START Given entries
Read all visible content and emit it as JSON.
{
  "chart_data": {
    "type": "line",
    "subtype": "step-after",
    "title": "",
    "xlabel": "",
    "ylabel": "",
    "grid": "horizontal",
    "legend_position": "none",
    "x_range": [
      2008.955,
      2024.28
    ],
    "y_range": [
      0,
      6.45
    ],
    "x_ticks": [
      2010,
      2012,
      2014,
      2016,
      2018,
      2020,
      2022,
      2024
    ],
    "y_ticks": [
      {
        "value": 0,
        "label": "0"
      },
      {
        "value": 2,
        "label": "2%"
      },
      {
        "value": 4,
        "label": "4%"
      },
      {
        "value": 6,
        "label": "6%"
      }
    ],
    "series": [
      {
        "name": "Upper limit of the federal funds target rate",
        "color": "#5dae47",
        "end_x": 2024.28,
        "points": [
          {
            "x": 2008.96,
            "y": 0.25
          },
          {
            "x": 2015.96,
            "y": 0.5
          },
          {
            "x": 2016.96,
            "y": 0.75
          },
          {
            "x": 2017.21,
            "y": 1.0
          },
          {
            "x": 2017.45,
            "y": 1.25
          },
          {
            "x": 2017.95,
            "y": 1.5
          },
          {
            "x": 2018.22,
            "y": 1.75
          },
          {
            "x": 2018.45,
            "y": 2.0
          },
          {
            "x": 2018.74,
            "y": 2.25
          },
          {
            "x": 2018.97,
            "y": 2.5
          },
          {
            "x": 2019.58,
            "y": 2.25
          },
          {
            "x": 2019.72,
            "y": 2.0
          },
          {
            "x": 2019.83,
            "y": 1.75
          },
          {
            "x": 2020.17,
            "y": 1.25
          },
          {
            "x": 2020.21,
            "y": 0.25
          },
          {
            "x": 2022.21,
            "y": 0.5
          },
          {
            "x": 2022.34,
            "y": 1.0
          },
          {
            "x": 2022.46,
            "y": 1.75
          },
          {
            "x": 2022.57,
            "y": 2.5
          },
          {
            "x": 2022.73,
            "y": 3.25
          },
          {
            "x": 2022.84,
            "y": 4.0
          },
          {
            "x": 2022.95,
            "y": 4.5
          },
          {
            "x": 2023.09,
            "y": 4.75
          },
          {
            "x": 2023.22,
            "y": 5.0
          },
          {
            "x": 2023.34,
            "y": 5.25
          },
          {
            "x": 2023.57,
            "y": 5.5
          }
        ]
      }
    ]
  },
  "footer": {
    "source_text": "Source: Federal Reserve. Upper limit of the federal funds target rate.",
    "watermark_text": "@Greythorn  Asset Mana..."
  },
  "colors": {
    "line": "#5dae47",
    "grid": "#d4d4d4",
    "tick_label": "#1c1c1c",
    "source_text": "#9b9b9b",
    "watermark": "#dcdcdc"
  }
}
END Given entries
Short exercise
Select the lines from the entries that include the word "limit".

Output for this exercise
        "name": "Upper limit of the federal funds target rate",
    "source_text": "Source: Federal Reserve. Upper limit of the federal funds target rate.",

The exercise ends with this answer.